▶ _Data for this task_:
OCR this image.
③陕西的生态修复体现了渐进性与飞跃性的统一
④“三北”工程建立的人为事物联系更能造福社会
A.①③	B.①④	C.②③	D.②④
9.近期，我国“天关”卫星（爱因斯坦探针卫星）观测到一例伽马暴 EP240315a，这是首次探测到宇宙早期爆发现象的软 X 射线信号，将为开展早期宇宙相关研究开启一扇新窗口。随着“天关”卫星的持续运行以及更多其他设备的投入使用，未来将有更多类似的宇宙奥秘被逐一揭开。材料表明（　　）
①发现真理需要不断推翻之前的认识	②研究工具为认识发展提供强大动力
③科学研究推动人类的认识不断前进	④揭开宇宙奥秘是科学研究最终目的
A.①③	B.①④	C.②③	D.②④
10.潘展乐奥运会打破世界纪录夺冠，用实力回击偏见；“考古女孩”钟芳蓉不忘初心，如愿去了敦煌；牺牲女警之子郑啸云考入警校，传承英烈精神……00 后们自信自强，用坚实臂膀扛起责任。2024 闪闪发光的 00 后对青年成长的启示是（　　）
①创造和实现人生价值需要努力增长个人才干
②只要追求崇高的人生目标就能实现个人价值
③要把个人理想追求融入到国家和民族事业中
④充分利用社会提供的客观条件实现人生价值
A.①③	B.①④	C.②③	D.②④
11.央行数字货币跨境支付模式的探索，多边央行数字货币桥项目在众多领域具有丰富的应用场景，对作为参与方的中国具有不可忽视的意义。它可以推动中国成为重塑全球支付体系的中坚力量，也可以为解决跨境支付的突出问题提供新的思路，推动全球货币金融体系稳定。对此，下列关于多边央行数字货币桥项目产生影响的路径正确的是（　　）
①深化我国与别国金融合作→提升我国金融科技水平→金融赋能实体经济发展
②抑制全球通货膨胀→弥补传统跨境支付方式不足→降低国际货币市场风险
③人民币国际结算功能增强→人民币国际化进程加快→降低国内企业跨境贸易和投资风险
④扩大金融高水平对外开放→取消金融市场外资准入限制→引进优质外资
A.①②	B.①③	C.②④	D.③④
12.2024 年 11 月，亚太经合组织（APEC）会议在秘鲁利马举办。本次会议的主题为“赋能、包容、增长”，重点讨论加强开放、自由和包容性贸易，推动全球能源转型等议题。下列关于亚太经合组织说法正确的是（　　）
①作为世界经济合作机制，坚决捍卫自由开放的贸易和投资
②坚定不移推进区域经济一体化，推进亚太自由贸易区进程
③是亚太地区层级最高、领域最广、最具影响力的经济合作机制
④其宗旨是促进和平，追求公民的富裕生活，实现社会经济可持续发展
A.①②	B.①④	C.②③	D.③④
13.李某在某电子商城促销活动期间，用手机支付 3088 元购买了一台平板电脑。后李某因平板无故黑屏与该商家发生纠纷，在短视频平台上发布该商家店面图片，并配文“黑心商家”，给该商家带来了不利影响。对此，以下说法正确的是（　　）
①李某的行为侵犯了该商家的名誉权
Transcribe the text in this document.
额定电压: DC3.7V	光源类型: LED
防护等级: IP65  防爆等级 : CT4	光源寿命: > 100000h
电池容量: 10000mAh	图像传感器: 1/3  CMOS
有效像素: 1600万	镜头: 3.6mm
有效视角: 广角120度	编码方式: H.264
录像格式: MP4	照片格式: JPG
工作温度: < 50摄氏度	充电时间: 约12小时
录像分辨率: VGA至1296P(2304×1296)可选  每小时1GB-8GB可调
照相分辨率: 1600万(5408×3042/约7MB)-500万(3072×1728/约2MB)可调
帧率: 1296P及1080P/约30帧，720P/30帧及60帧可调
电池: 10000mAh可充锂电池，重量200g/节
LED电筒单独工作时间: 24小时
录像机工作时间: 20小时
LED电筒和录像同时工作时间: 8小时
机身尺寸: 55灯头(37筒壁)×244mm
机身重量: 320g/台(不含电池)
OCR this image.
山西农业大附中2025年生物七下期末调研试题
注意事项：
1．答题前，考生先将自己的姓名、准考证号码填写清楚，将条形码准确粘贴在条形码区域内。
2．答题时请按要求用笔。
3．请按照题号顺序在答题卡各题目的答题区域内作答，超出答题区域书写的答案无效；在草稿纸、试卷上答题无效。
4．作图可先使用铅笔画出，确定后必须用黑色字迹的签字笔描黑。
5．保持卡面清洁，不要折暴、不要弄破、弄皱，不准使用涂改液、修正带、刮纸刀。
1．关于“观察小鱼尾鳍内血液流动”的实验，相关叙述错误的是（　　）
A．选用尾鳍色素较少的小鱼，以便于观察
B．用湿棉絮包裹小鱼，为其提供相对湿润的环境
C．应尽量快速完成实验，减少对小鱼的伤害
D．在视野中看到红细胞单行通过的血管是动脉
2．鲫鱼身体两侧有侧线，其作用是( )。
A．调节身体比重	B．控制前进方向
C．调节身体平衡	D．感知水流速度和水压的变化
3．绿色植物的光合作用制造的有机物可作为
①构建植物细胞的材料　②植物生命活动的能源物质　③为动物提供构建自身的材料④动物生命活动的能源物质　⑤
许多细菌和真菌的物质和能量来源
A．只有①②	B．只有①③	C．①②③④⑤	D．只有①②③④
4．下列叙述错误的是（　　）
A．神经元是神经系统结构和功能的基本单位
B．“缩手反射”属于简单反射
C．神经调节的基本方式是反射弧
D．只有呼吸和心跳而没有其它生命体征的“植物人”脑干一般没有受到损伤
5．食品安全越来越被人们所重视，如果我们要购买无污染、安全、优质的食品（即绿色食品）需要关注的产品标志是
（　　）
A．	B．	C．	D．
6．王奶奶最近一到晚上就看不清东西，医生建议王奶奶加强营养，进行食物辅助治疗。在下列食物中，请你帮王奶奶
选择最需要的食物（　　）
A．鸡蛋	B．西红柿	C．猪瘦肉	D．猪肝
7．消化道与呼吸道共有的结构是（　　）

▶ _Written problem_:
Return the listing above in full, character for character.

▶ _Output below_:
OCR this image.
③陕西的生态修复体现了渐进性与飞跃性的统一
④“三北”工程建立的人为事物联系更能造福社会
A.①③	B.①④	C.②③	D.②④
9.近期，我国“天关”卫星（爱因斯坦探针卫星）观测到一例伽马暴 EP240315a，这是首次探测到宇宙早期爆发现象的软 X 射线信号，将为开展早期宇宙相关研究开启一扇新窗口。随着“天关”卫星的持续运行以及更多其他设备的投入使用，未来将有更多类似的宇宙奥秘被逐一揭开。材料表明（　　）
①发现真理需要不断推翻之前的认识	②研究工具为认识发展提供强大动力
③科学研究推动人类的认识不断前进	④揭开宇宙奥秘是科学研究最终目的
A.①③	B.①④	C.②③	D.②④
10.潘展乐奥运会打破世界纪录夺冠，用实力回击偏见；“考古女孩”钟芳蓉不忘初心，如愿去了敦煌；牺牲女警之子郑啸云考入警校，传承英烈精神……00 后们自信自强，用坚实臂膀扛起责任。2024 闪闪发光的 00 后对青年成长的启示是（　　）
①创造和实现人生价值需要努力增长个人才干
②只要追求崇高的人生目标就能实现个人价值
③要把个人理想追求融入到国家和民族事业中
④充分利用社会提供的客观条件实现人生价值
A.①③	B.①④	C.②③	D.②④
11.央行数字货币跨境支付模式的探索，多边央行数字货币桥项目在众多领域具有丰富的应用场景，对作为参与方的中国具有不可忽视的意义。它可以推动中国成为重塑全球支付体系的中坚力量，也可以为解决跨境支付的突出问题提供新的思路，推动全球货币金融体系稳定。对此，下列关于多边央行数字货币桥项目产生影响的路径正确的是（　　）
①深化我国与别国金融合作→提升我国金融科技水平→金融赋能实体经济发展
②抑制全球通货膨胀→弥补传统跨境支付方式不足→降低国际货币市场风险
③人民币国际结算功能增强→人民币国际化进程加快→降低国内企业跨境贸易和投资风险
④扩大金融高水平对外开放→取消金融市场外资准入限制→引进优质外资
A.①②	B.①③	C.②④	D.③④
12.2024 年 11 月，亚太经合组织（APEC）会议在秘鲁利马举办。本次会议的主题为“赋能、包容、增长”，重点讨论加强开放、自由和包容性贸易，推动全球能源转型等议题。下列关于亚太经合组织说法正确的是（　　）
①作为世界经济合作机制，坚决捍卫自由开放的贸易和投资
②坚定不移推进区域经济一体化，推进亚太自由贸易区进程
③是亚太地区层级最高、领域最广、最具影响力的经济合作机制
④其宗旨是促进和平，追求公民的富裕生活，实现社会经济可持续发展
A.①②	B.①④	C.②③	D.③④
13.李某在某电子商城促销活动期间，用手机支付 3088 元购买了一台平板电脑。后李某因平板无故黑屏与该商家发生纠纷，在短视频平台上发布该商家店面图片，并配文“黑心商家”，给该商家带来了不利影响。对此，以下说法正确的是（　　）
①李某的行为侵犯了该商家的名誉权
Transcribe the text in this document.
额定电压: DC3.7V	光源类型: LED
防护等级: IP65  防爆等级 : CT4	光源寿命: > 100000h
电池容量: 10000mAh	图像传感器: 1/3  CMOS
有效像素: 1600万	镜头: 3.6mm
有效视角: 广角120度	编码方式: H.264
录像格式: MP4	照片格式: JPG
工作温度: < 50摄氏度	充电时间: 约12小时
录像分辨率: VGA至1296P(2304×1296)可选  每小时1GB-8GB可调
照相分辨率: 1600万(5408×3042/约7MB)-500万(3072×1728/约2MB)可调
帧率: 1296P及1080P/约30帧，720P/30帧及60帧可调
电池: 10000mAh可充锂电池，重量200g/节
LED电筒单独工作时间: 24小时
录像机工作时间: 20小时
LED电筒和录像同时工作时间: 8小时
机身尺寸: 55灯头(37筒壁)×244mm
机身重量: 320g/台(不含电池)
OCR this image.
山西农业大附中2025年生物七下期末调研试题
注意事项：
1．答题前，考生先将自己的姓名、准考证号码填写清楚，将条形码准确粘贴在条形码区域内。
2．答题时请按要求用笔。
3．请按照题号顺序在答题卡各题目的答题区域内作答，超出答题区域书写的答案无效；在草稿纸、试卷上答题无效。
4．作图可先使用铅笔画出，确定后必须用黑色字迹的签字笔描黑。
5．保持卡面清洁，不要折暴、不要弄破、弄皱，不准使用涂改液、修正带、刮纸刀。
1．关于“观察小鱼尾鳍内血液流动”的实验，相关叙述错误的是（　　）
A．选用尾鳍色素较少的小鱼，以便于观察
B．用湿棉絮包裹小鱼，为其提供相对湿润的环境
C．应尽量快速完成实验，减少对小鱼的伤害
D．在视野中看到红细胞单行通过的血管是动脉
2．鲫鱼身体两侧有侧线，其作用是( )。
A．调节身体比重	B．控制前进方向
C．调节身体平衡	D．感知水流速度和水压的变化
3．绿色植物的光合作用制造的有机物可作为
①构建植物细胞的材料　②植物生命活动的能源物质　③为动物提供构建自身的材料④动物生命活动的能源物质　⑤
许多细菌和真菌的物质和能量来源
A．只有①②	B．只有①③	C．①②③④⑤	D．只有①②③④
4．下列叙述错误的是（　　）
A．神经元是神经系统结构和功能的基本单位
B．“缩手反射”属于简单反射
C．神经调节的基本方式是反射弧
D．只有呼吸和心跳而没有其它生命体征的“植物人”脑干一般没有受到损伤
5．食品安全越来越被人们所重视，如果我们要购买无污染、安全、优质的食品（即绿色食品）需要关注的产品标志是
（　　）
A．	B．	C．	D．
6．王奶奶最近一到晚上就看不清东西，医生建议王奶奶加强营养，进行食物辅助治疗。在下列食物中，请你帮王奶奶
选择最需要的食物（　　）
A．鸡蛋	B．西红柿	C．猪瘦肉	D．猪肝
7．消化道与呼吸道共有的结构是（　　）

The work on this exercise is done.